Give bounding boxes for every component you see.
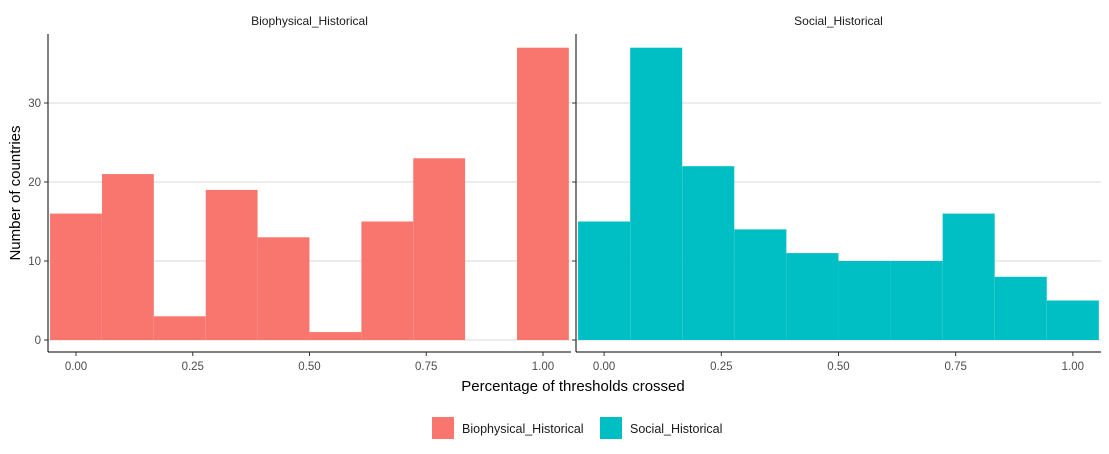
x-tick-label: 0.00 bbox=[593, 361, 615, 373]
histogram-bar bbox=[257, 237, 310, 340]
facet-title: Social_Historical bbox=[794, 14, 883, 28]
histogram-bar bbox=[50, 213, 102, 340]
histogram-bar bbox=[630, 47, 683, 340]
legend-label: Biophysical_Historical bbox=[462, 422, 584, 436]
legend-item: Social_Historical bbox=[600, 417, 722, 439]
legend-swatch bbox=[600, 417, 622, 439]
y-axis-title: Number of countries bbox=[7, 125, 24, 260]
x-tick-label: 1.00 bbox=[1062, 361, 1084, 373]
histogram-bar bbox=[309, 332, 362, 340]
histogram-bar bbox=[361, 221, 414, 340]
histogram-bar bbox=[682, 166, 735, 340]
facet-panel-1: Biophysical_Historical 0.00 0.25 0.50 0.75 1.… bbox=[28, 14, 571, 373]
x-tick-label: 0.75 bbox=[944, 361, 966, 373]
x-tick-label: 0.25 bbox=[182, 361, 204, 373]
histogram-bar bbox=[517, 47, 569, 340]
histogram-bar bbox=[838, 261, 891, 340]
histogram-bar bbox=[1046, 300, 1099, 340]
histogram-bar bbox=[890, 261, 943, 340]
histogram-bar bbox=[413, 158, 466, 340]
y-tick-label: 0 bbox=[35, 335, 41, 347]
legend-label: Social_Historical bbox=[630, 422, 722, 436]
x-tick-label: 1.00 bbox=[532, 361, 554, 373]
histogram-bar bbox=[786, 253, 839, 340]
legend-item: Biophysical_Historical bbox=[432, 417, 584, 439]
histogram-bar bbox=[942, 213, 995, 340]
facet-panel-2: Social_Historical 0.00 0.25 0.50 0.75 1.00 bbox=[572, 14, 1101, 373]
histogram-bar bbox=[153, 316, 206, 340]
x-tick-label: 0.50 bbox=[298, 361, 320, 373]
x-tick-label: 0.25 bbox=[710, 361, 732, 373]
facet-title: Biophysical_Historical bbox=[251, 14, 368, 28]
x-tick-label: 0.00 bbox=[65, 361, 87, 373]
x-tick-label: 0.50 bbox=[827, 361, 849, 373]
x-tick-label: 0.75 bbox=[415, 361, 437, 373]
histogram-bar bbox=[994, 276, 1047, 340]
histogram-bar bbox=[734, 229, 787, 340]
legend-swatch bbox=[432, 417, 454, 439]
histogram-bar bbox=[205, 189, 258, 340]
histogram-bar bbox=[578, 221, 631, 340]
x-axis-title: Percentage of thresholds crossed bbox=[461, 378, 684, 395]
y-tick-label: 10 bbox=[28, 256, 41, 268]
histogram-bar bbox=[101, 174, 154, 340]
y-tick-label: 30 bbox=[28, 98, 41, 110]
y-tick-label: 20 bbox=[28, 177, 41, 189]
facets-group: Biophysical_Historical 0.00 0.25 0.50 0.75 1.… bbox=[28, 14, 1101, 373]
legend: Biophysical_Historical Social_Historical bbox=[432, 417, 722, 439]
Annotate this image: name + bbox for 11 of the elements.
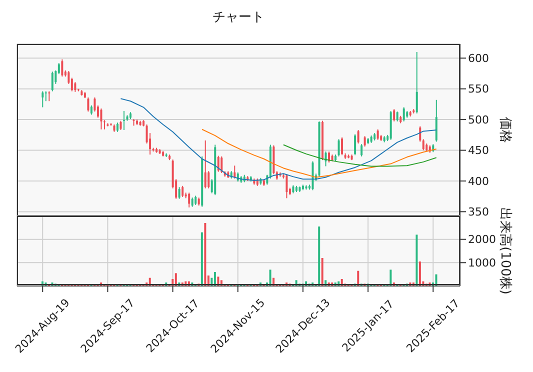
y-tick-label: 600 (468, 52, 489, 66)
y-axis-title: 価格 (498, 117, 512, 143)
y-tick-label: 1000 (468, 256, 496, 270)
y-tick-label: 450 (468, 144, 489, 158)
y-tick-label: 500 (468, 113, 489, 126)
chart-title: チャート (212, 9, 266, 26)
y-tick-label: 550 (468, 82, 489, 96)
y-axis-title: 出来高(100株) (498, 207, 512, 294)
y-tick-label: 400 (468, 174, 489, 188)
y-tick-label: 2000 (468, 233, 496, 246)
y-tick-label: 350 (468, 206, 489, 219)
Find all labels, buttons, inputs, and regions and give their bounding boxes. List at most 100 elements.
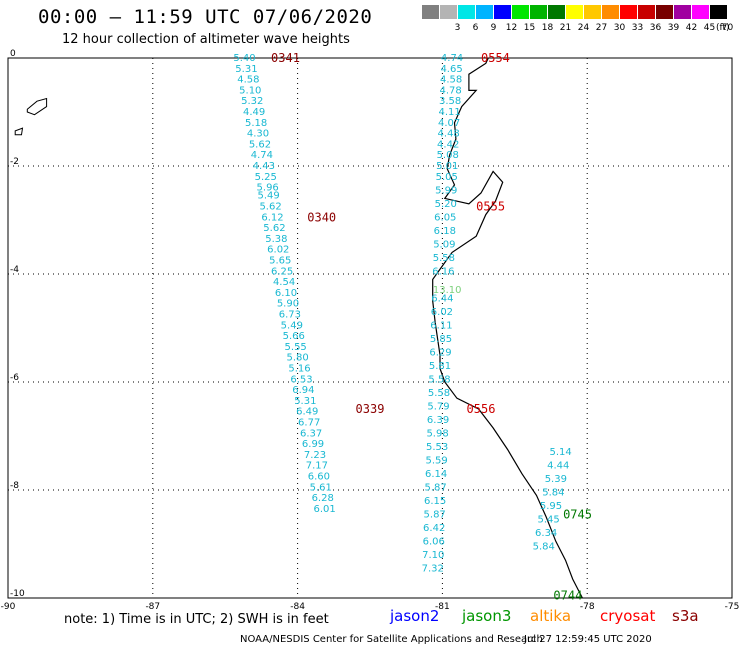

### The problem
Arrange the part of the material that opens with the line containing "y-tick-label: 600 (468, 52, 489, 66)" and closes with the line containing "y-tick-label: 2000 (468, 233, 496, 246)", both included, as a Markdown table with the columns Row and Line. Number each line in the Row column, and skip any blank lines.

### Task result
| Row | Line |
|---|---|
| 1 | y-tick-label: 600 (468, 52, 489, 66) |
| 2 | y-axis-title: 価格 (498, 117, 512, 143) |
| 3 | y-tick-label: 1000 (468, 256, 496, 270) |
| 4 | y-tick-label: 450 (468, 144, 489, 158) |
| 5 | y-tick-label: 500 (468, 113, 489, 126) |
| 6 | chart-title: チャート (212, 9, 266, 26) |
| 7 | y-tick-label: 550 (468, 82, 489, 96) |
| 8 | y-axis-title: 出来高(100株) (498, 207, 512, 294) |
| 9 | y-tick-label: 400 (468, 174, 489, 188) |
| 10 | y-tick-label: 2000 (468, 233, 496, 246) |